## [Stored rows]

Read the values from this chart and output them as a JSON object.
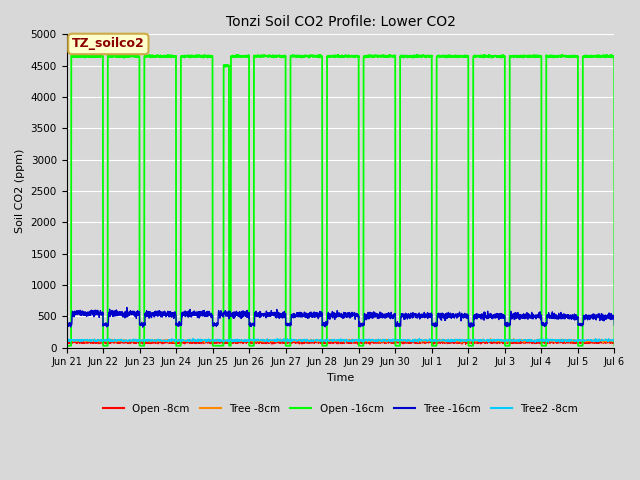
{
  "title": "Tonzi Soil CO2 Profile: Lower CO2",
  "xlabel": "Time",
  "ylabel": "Soil CO2 (ppm)",
  "ylim": [
    0,
    5000
  ],
  "yticks": [
    0,
    500,
    1000,
    1500,
    2000,
    2500,
    3000,
    3500,
    4000,
    4500,
    5000
  ],
  "legend_title": "TZ_soilco2",
  "legend_title_color": "#8b0000",
  "legend_box_facecolor": "#ffffcc",
  "legend_box_edgecolor": "#ccaa44",
  "series_colors": {
    "open8": "#ff0000",
    "tree8": "#ff8800",
    "open16": "#00ff00",
    "tree16": "#0000cc",
    "tree2_8": "#00ccff"
  },
  "series_labels": {
    "open8": "Open -8cm",
    "tree8": "Tree -8cm",
    "open16": "Open -16cm",
    "tree16": "Tree -16cm",
    "tree2_8": "Tree2 -8cm"
  },
  "tick_labels": [
    "Jun 21",
    "Jun 22",
    "Jun 23",
    "Jun 24",
    "Jun 25",
    "Jun 26",
    "Jun 27",
    "Jun 28",
    "Jun 29",
    "Jun 30",
    "Jul 1",
    "Jul 2",
    "Jul 3",
    "Jul 4",
    "Jul 5",
    "Jul 6"
  ],
  "open16_high": 4650,
  "open16_low": 30,
  "tree16_base": 550,
  "tree16_dip": 370,
  "open8_base": 80,
  "tree8_base": 110,
  "tree2_8_base": 115,
  "fig_bg_color": "#d8d8d8",
  "plot_bg_color": "#d8d8d8",
  "grid_color": "#ffffff"
}
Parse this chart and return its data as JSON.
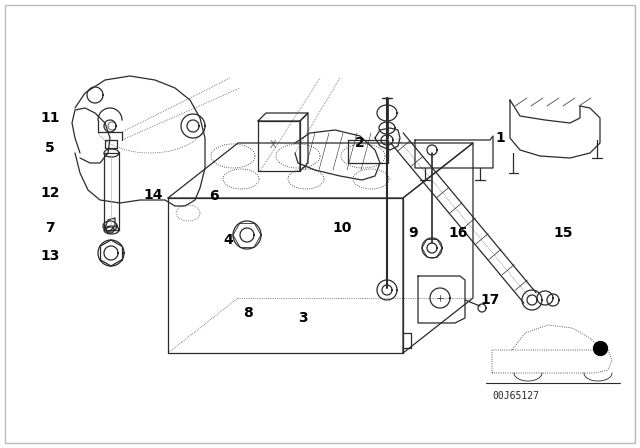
{
  "bg_color": "#ffffff",
  "part_color": "#2a2a2a",
  "label_color": "#000000",
  "diagram_code": "00J65127",
  "fig_w": 6.4,
  "fig_h": 4.48,
  "dpi": 100
}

## [Goal of the exercise]
Repeat verbatim the lines from the one holding "Parse this chart and return its data as JSON." through the end of the listing above, both ends included, but not the pictures.

## [Reply to the exercise]
Parse this chart and return its data as JSON.
{
  "bg_color": "#ffffff",
  "part_color": "#2a2a2a",
  "label_color": "#000000",
  "diagram_code": "00J65127",
  "fig_w": 6.4,
  "fig_h": 4.48,
  "dpi": 100
}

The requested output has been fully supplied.